Raw records
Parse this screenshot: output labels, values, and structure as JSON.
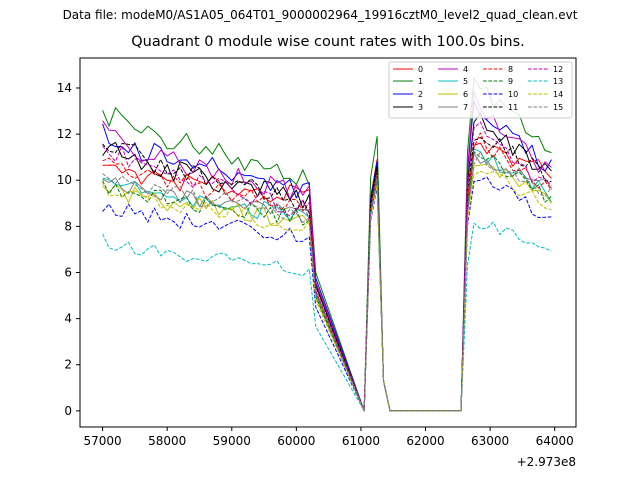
{
  "suptitle": "Data file: modeM0/AS1A05_064T01_9000002964_19916cztM0_level2_quad_clean.evt",
  "chart_data": {
    "type": "line",
    "title": "Quadrant 0 module wise count rates with 100.0s bins.",
    "xlabel": "",
    "ylabel": "",
    "x_offset_label": "+2.973e8",
    "x_offset": 297300000,
    "xlim": [
      56650,
      64330
    ],
    "ylim": [
      -0.7,
      15.3
    ],
    "xticks": [
      57000,
      58000,
      59000,
      60000,
      61000,
      62000,
      63000,
      64000
    ],
    "xtick_labels": [
      "57000",
      "58000",
      "59000",
      "60000",
      "61000",
      "62000",
      "63000",
      "64000"
    ],
    "yticks": [
      0,
      2,
      4,
      6,
      8,
      10,
      12,
      14
    ],
    "ytick_labels": [
      "0",
      "2",
      "4",
      "6",
      "8",
      "10",
      "12",
      "14"
    ],
    "grid": false,
    "legend": {
      "placement": "top-right",
      "columns": 4
    },
    "gaps": [
      [
        60350,
        61050
      ],
      [
        61450,
        62550
      ]
    ],
    "segments": [
      {
        "start": 57000,
        "end": 60350,
        "step": 100
      },
      {
        "start": 61050,
        "end": 61450,
        "step": 100
      },
      {
        "start": 62550,
        "end": 64000,
        "step": 100
      }
    ],
    "series": [
      {
        "name": "0",
        "color": "#ff0000",
        "dash": "solid",
        "levels": [
          10.5,
          10.9,
          9.3,
          11.6
        ],
        "peak_x": 62800
      },
      {
        "name": "1",
        "color": "#008000",
        "dash": "solid",
        "levels": [
          13.1,
          11.9,
          10.0,
          14.4
        ],
        "peak_x": 62750
      },
      {
        "name": "2",
        "color": "#0000ff",
        "dash": "solid",
        "levels": [
          12.0,
          10.8,
          9.6,
          13.3
        ],
        "peak_x": 62750
      },
      {
        "name": "3",
        "color": "#000000",
        "dash": "solid",
        "levels": [
          11.5,
          10.6,
          9.1,
          12.7
        ],
        "peak_x": 62800
      },
      {
        "name": "4",
        "color": "#bf00bf",
        "dash": "solid",
        "levels": [
          12.1,
          10.4,
          9.3,
          13.5
        ],
        "peak_x": 62750
      },
      {
        "name": "5",
        "color": "#00bfbf",
        "dash": "solid",
        "levels": [
          10.2,
          10.2,
          8.4,
          11.2
        ],
        "peak_x": 62800
      },
      {
        "name": "6",
        "color": "#bfbf00",
        "dash": "solid",
        "levels": [
          9.7,
          10.4,
          8.2,
          10.9
        ],
        "peak_x": 62800
      },
      {
        "name": "7",
        "color": "#808080",
        "dash": "solid",
        "levels": [
          10.0,
          10.1,
          8.7,
          11.0
        ],
        "peak_x": 62800
      },
      {
        "name": "8",
        "color": "#ff0000",
        "dash": "dashed",
        "levels": [
          11.0,
          10.3,
          8.7,
          11.8
        ],
        "peak_x": 62800
      },
      {
        "name": "9",
        "color": "#008000",
        "dash": "dashed",
        "levels": [
          9.8,
          10.0,
          8.3,
          11.2
        ],
        "peak_x": 62800
      },
      {
        "name": "10",
        "color": "#0000ff",
        "dash": "dashed",
        "levels": [
          9.0,
          9.7,
          7.5,
          10.3
        ],
        "peak_x": 62800
      },
      {
        "name": "11",
        "color": "#000000",
        "dash": "dashed",
        "levels": [
          11.8,
          10.5,
          9.0,
          12.2
        ],
        "peak_x": 62800
      },
      {
        "name": "12",
        "color": "#bf00bf",
        "dash": "dashed",
        "levels": [
          11.6,
          10.0,
          8.6,
          12.3
        ],
        "peak_x": 62800
      },
      {
        "name": "13",
        "color": "#00bfbf",
        "dash": "dashed",
        "levels": [
          7.4,
          10.1,
          6.1,
          8.1
        ],
        "peak_x": 62900
      },
      {
        "name": "14",
        "color": "#bfbf00",
        "dash": "dashed",
        "levels": [
          9.8,
          9.8,
          8.0,
          10.5
        ],
        "peak_x": 62800
      },
      {
        "name": "15",
        "color": "#808080",
        "dash": "dashed",
        "levels": [
          10.3,
          10.1,
          8.5,
          11.0
        ],
        "peak_x": 62800
      }
    ]
  }
}
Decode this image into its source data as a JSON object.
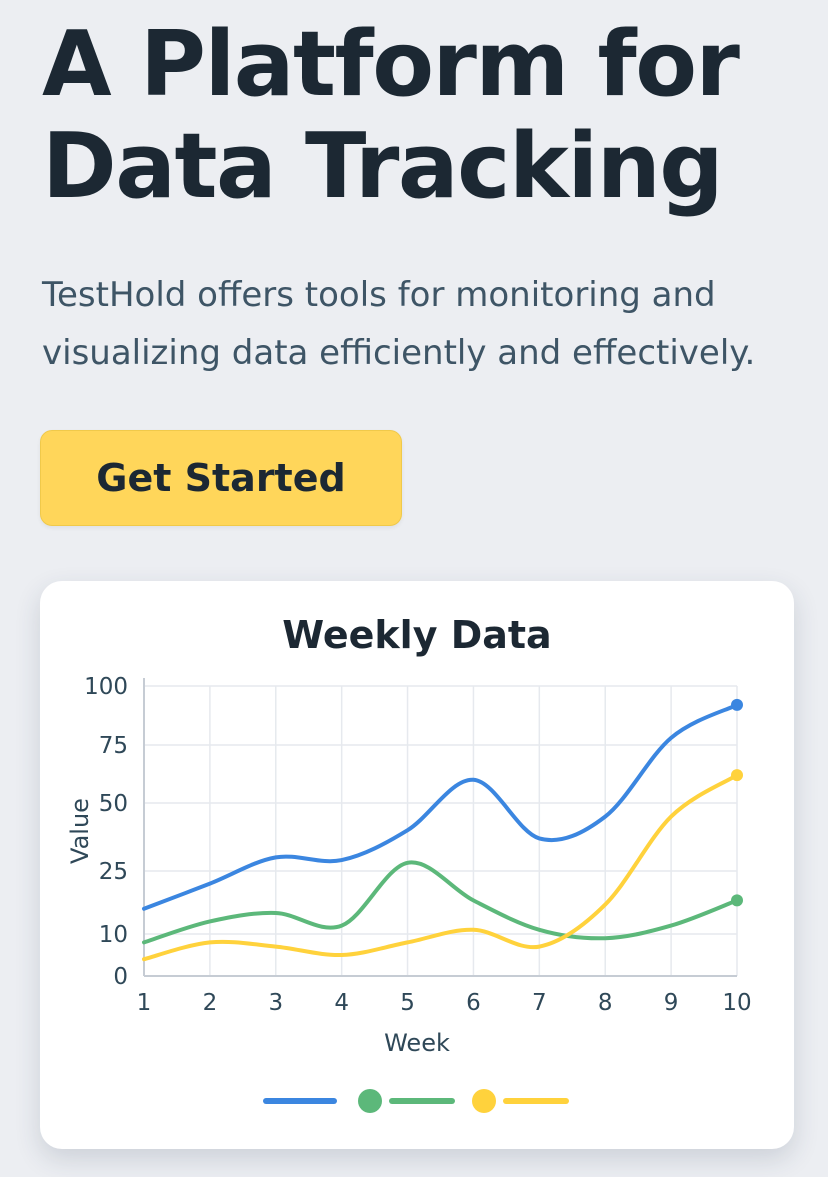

*Work to complete:* Find the word "start" in the data and show each line that holds it.

*Completed task:*
        "start": 57000,
        "start": 61050,
        "start": 62550,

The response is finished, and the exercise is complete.